Only lines holding the string "page" are wanted; copy each one from the material.
## Begin Information shown
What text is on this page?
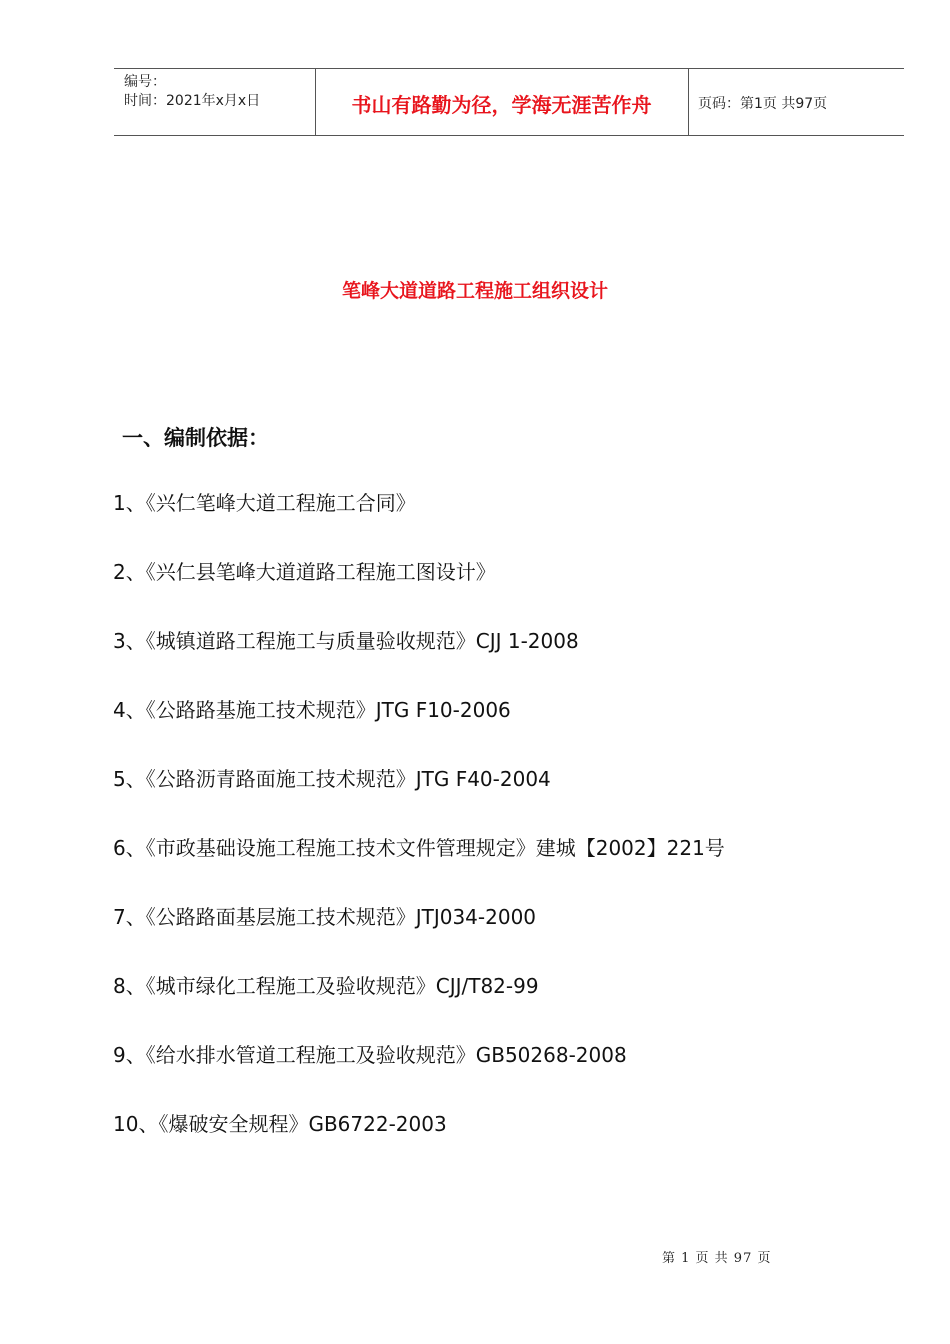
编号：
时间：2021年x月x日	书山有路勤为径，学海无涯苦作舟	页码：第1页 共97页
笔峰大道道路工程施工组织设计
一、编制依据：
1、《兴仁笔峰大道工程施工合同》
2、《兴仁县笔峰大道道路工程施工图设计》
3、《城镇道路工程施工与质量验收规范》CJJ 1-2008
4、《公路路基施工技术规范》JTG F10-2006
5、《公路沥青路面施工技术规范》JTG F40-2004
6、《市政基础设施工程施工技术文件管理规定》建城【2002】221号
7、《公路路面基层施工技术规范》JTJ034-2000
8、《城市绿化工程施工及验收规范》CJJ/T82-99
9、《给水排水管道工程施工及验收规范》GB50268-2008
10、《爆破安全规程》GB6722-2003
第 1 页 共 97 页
## End Information shown
## Begin Information shown
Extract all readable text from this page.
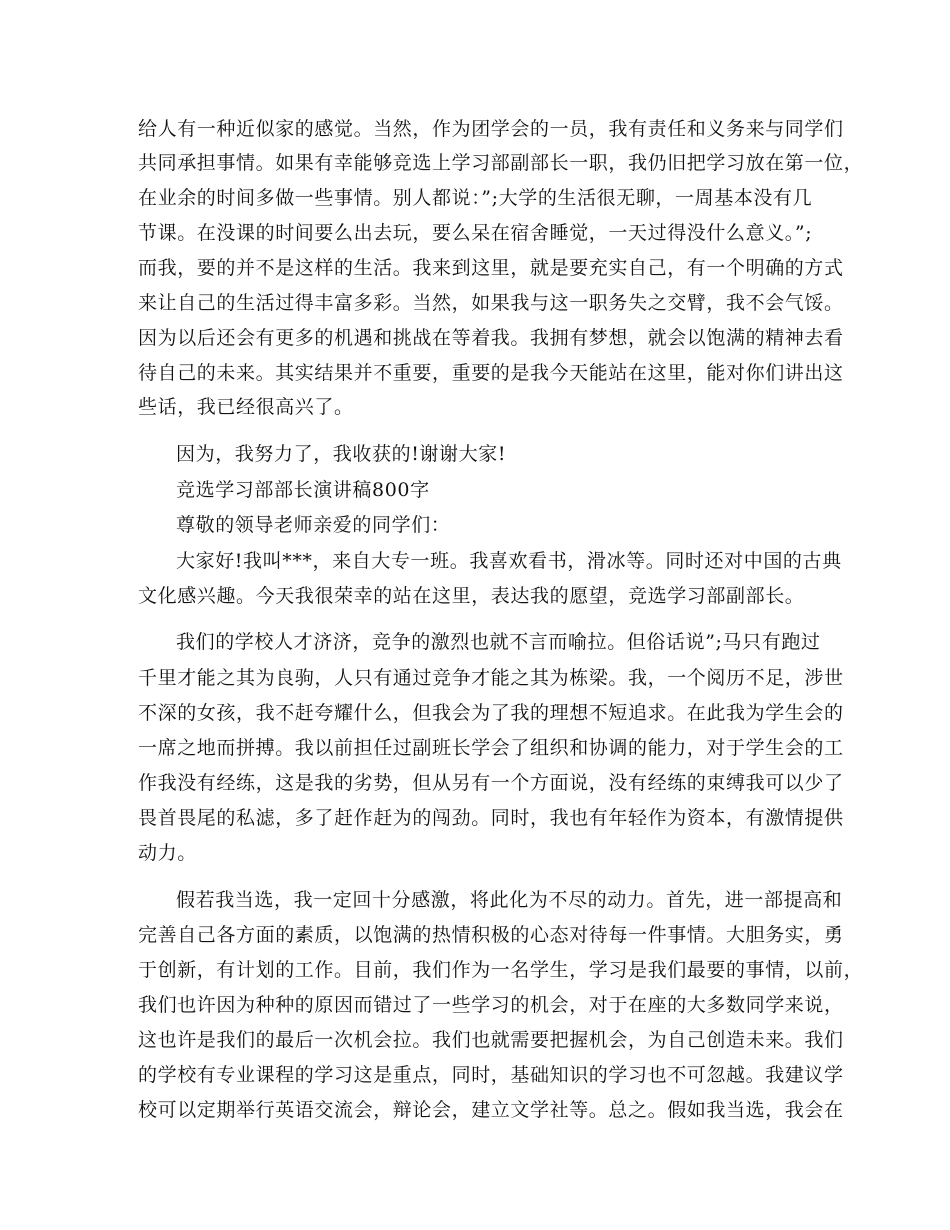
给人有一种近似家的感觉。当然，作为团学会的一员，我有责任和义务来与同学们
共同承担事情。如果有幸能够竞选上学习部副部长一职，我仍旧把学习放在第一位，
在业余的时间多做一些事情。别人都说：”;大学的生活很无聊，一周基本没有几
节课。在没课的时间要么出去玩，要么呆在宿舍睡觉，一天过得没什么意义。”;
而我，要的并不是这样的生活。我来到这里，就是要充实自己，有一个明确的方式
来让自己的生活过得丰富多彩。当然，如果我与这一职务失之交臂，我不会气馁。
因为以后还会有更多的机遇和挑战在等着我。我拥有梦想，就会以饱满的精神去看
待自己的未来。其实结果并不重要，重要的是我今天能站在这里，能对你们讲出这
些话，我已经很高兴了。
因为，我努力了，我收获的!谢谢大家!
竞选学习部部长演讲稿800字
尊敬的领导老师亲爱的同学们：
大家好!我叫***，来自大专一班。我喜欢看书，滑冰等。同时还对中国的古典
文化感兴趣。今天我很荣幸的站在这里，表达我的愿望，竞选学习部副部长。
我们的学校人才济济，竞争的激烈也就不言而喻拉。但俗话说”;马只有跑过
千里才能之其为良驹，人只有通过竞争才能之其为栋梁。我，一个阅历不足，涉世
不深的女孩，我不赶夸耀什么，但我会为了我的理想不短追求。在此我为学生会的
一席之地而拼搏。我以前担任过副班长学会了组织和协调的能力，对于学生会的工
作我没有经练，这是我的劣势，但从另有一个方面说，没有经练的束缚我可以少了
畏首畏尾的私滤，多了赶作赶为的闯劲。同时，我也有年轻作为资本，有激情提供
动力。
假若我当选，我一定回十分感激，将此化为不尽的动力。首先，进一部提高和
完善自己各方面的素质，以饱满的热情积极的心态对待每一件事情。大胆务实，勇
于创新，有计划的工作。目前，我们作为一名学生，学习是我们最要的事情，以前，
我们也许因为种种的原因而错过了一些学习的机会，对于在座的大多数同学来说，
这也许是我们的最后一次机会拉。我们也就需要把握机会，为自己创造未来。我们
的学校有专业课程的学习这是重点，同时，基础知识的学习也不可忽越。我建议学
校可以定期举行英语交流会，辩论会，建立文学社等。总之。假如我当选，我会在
## End Information shown
* _Reply to the task_
What text is on this page?
Extract all readable text from this page.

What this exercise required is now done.